··· Task inputs ···
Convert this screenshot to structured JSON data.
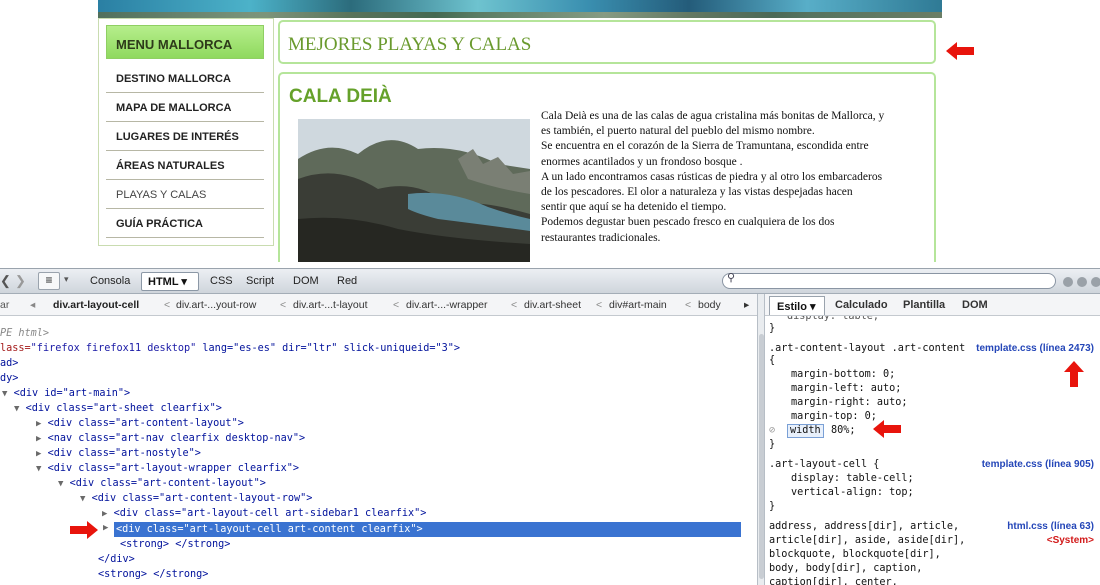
{
  "site": {
    "menu_title": "MENU MALLORCA",
    "menu_items": [
      "DESTINO MALLORCA",
      "MAPA DE MALLORCA",
      "LUGARES DE INTERÉS",
      "ÁREAS NATURALES",
      "PLAYAS Y CALAS",
      "GUÍA PRÁCTICA"
    ],
    "page_title": "MEJORES PLAYAS Y CALAS",
    "article_title": "CALA DEIÀ",
    "article_lines": [
      "Cala Deià es una de las calas de agua cristalina más bonitas de Mallorca, y",
      "es también, el puerto natural del pueblo del mismo nombre.",
      "Se encuentra en el corazón de la Sierra de Tramuntana, escondida entre",
      "enormes acantilados y un frondoso bosque .",
      "A un lado encontramos casas rústicas de piedra y al otro los embarcaderos",
      "de los pescadores. El olor a naturaleza y las vistas despejadas hacen",
      "sentir que aquí se ha detenido el tiempo.",
      "Podemos degustar buen pescado fresco en cualquiera de los dos",
      "restaurantes tradicionales."
    ],
    "accent_green": "#6a9a2e",
    "box_border": "#b5e59a"
  },
  "firebug": {
    "toolbar": {
      "tab_consola": "Consola",
      "tab_html": "HTML ▾",
      "tab_css": "CSS",
      "tab_script": "Script",
      "tab_dom": "DOM",
      "tab_red": "Red"
    },
    "breadcrumb": [
      "div.art-layout-cell",
      "div.art-...yout-row",
      "div.art-...t-layout",
      "div.art-...-wrapper",
      "div.art-sheet",
      "div#art-main",
      "body"
    ],
    "breadcrumb_left": "ar",
    "side_tabs": [
      "Estilo ▾",
      "Calculado",
      "Plantilla",
      "DOM"
    ],
    "tree": [
      {
        "indent": 0,
        "text": "PE html>"
      },
      {
        "indent": 0,
        "pre": "lass=",
        "val": "\"firefox firefox11 desktop\"",
        "rest": " lang=\"es-es\" dir=\"ltr\" slick-uniqueid=\"3\">"
      },
      {
        "indent": 0,
        "text": "ad>"
      },
      {
        "indent": 0,
        "text": "dy>"
      },
      {
        "indent": 1,
        "text": "<div id=\"art-main\">"
      },
      {
        "indent": 2,
        "text": "<div class=\"art-sheet clearfix\">"
      },
      {
        "indent": 3,
        "text": "<div class=\"art-content-layout\">"
      },
      {
        "indent": 3,
        "text": "<nav class=\"art-nav clearfix desktop-nav\">"
      },
      {
        "indent": 3,
        "text": "<div class=\"art-nostyle\">"
      },
      {
        "indent": 3,
        "text": "<div class=\"art-layout-wrapper clearfix\">"
      },
      {
        "indent": 4,
        "text": "<div class=\"art-content-layout\">"
      },
      {
        "indent": 5,
        "text": "<div class=\"art-content-layout-row\">"
      },
      {
        "indent": 6,
        "text": "<div class=\"art-layout-cell art-sidebar1 clearfix\">"
      },
      {
        "indent": 6,
        "text": "<div class=\"art-layout-cell art-content clearfix\">"
      },
      {
        "indent": 6,
        "text": "<strong> </strong>"
      },
      {
        "indent": 5,
        "text": "</div>"
      },
      {
        "indent": 5,
        "text": "<strong> </strong>"
      }
    ],
    "css_rules": {
      "line0": "display: table;",
      "close0": "}",
      "rule1_selector": ".art-content-layout .art-content",
      "rule1_source": "template.css (línea 2473)",
      "rule1_open": "{",
      "rule1_props": [
        "margin-bottom: 0;",
        "margin-left: auto;",
        "margin-right: auto;",
        "margin-top: 0;"
      ],
      "rule1_width_name": "width",
      "rule1_width_value": "80%;",
      "rule1_close": "}",
      "rule2_selector": ".art-layout-cell {",
      "rule2_source": "template.css (línea 905)",
      "rule2_props": [
        "display: table-cell;",
        "vertical-align: top;"
      ],
      "rule2_close": "}",
      "rule3_lines": [
        "address, address[dir], article,",
        "article[dir], aside, aside[dir],",
        "blockquote, blockquote[dir],",
        "body, body[dir], caption,",
        "caption[dir], center,"
      ],
      "rule3_source": "html.css (línea 63)",
      "rule3_system": "<System>"
    }
  }
}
···
What needs to be done ▸
Every record must be copied exactly, with images dropped from the result.

Result for this task ▸
Convert this screenshot to structured JSON data.
{
  "site": {
    "menu_title": "MENU MALLORCA",
    "menu_items": [
      "DESTINO MALLORCA",
      "MAPA DE MALLORCA",
      "LUGARES DE INTERÉS",
      "ÁREAS NATURALES",
      "PLAYAS Y CALAS",
      "GUÍA PRÁCTICA"
    ],
    "page_title": "MEJORES PLAYAS Y CALAS",
    "article_title": "CALA DEIÀ",
    "article_lines": [
      "Cala Deià es una de las calas de agua cristalina más bonitas de Mallorca, y",
      "es también, el puerto natural del pueblo del mismo nombre.",
      "Se encuentra en el corazón de la Sierra de Tramuntana, escondida entre",
      "enormes acantilados y un frondoso bosque .",
      "A un lado encontramos casas rústicas de piedra y al otro los embarcaderos",
      "de los pescadores. El olor a naturaleza y las vistas despejadas hacen",
      "sentir que aquí se ha detenido el tiempo.",
      "Podemos degustar buen pescado fresco en cualquiera de los dos",
      "restaurantes tradicionales."
    ],
    "accent_green": "#6a9a2e",
    "box_border": "#b5e59a"
  },
  "firebug": {
    "toolbar": {
      "tab_consola": "Consola",
      "tab_html": "HTML ▾",
      "tab_css": "CSS",
      "tab_script": "Script",
      "tab_dom": "DOM",
      "tab_red": "Red"
    },
    "breadcrumb": [
      "div.art-layout-cell",
      "div.art-...yout-row",
      "div.art-...t-layout",
      "div.art-...-wrapper",
      "div.art-sheet",
      "div#art-main",
      "body"
    ],
    "breadcrumb_left": "ar",
    "side_tabs": [
      "Estilo ▾",
      "Calculado",
      "Plantilla",
      "DOM"
    ],
    "tree": [
      {
        "indent": 0,
        "text": "PE html>"
      },
      {
        "indent": 0,
        "pre": "lass=",
        "val": "\"firefox firefox11 desktop\"",
        "rest": " lang=\"es-es\" dir=\"ltr\" slick-uniqueid=\"3\">"
      },
      {
        "indent": 0,
        "text": "ad>"
      },
      {
        "indent": 0,
        "text": "dy>"
      },
      {
        "indent": 1,
        "text": "<div id=\"art-main\">"
      },
      {
        "indent": 2,
        "text": "<div class=\"art-sheet clearfix\">"
      },
      {
        "indent": 3,
        "text": "<div class=\"art-content-layout\">"
      },
      {
        "indent": 3,
        "text": "<nav class=\"art-nav clearfix desktop-nav\">"
      },
      {
        "indent": 3,
        "text": "<div class=\"art-nostyle\">"
      },
      {
        "indent": 3,
        "text": "<div class=\"art-layout-wrapper clearfix\">"
      },
      {
        "indent": 4,
        "text": "<div class=\"art-content-layout\">"
      },
      {
        "indent": 5,
        "text": "<div class=\"art-content-layout-row\">"
      },
      {
        "indent": 6,
        "text": "<div class=\"art-layout-cell art-sidebar1 clearfix\">"
      },
      {
        "indent": 6,
        "text": "<div class=\"art-layout-cell art-content clearfix\">"
      },
      {
        "indent": 6,
        "text": "<strong> </strong>"
      },
      {
        "indent": 5,
        "text": "</div>"
      },
      {
        "indent": 5,
        "text": "<strong> </strong>"
      }
    ],
    "css_rules": {
      "line0": "display: table;",
      "close0": "}",
      "rule1_selector": ".art-content-layout .art-content",
      "rule1_source": "template.css (línea 2473)",
      "rule1_open": "{",
      "rule1_props": [
        "margin-bottom: 0;",
        "margin-left: auto;",
        "margin-right: auto;",
        "margin-top: 0;"
      ],
      "rule1_width_name": "width",
      "rule1_width_value": "80%;",
      "rule1_close": "}",
      "rule2_selector": ".art-layout-cell {",
      "rule2_source": "template.css (línea 905)",
      "rule2_props": [
        "display: table-cell;",
        "vertical-align: top;"
      ],
      "rule2_close": "}",
      "rule3_lines": [
        "address, address[dir], article,",
        "article[dir], aside, aside[dir],",
        "blockquote, blockquote[dir],",
        "body, body[dir], caption,",
        "caption[dir], center,"
      ],
      "rule3_source": "html.css (línea 63)",
      "rule3_system": "<System>"
    }
  }
}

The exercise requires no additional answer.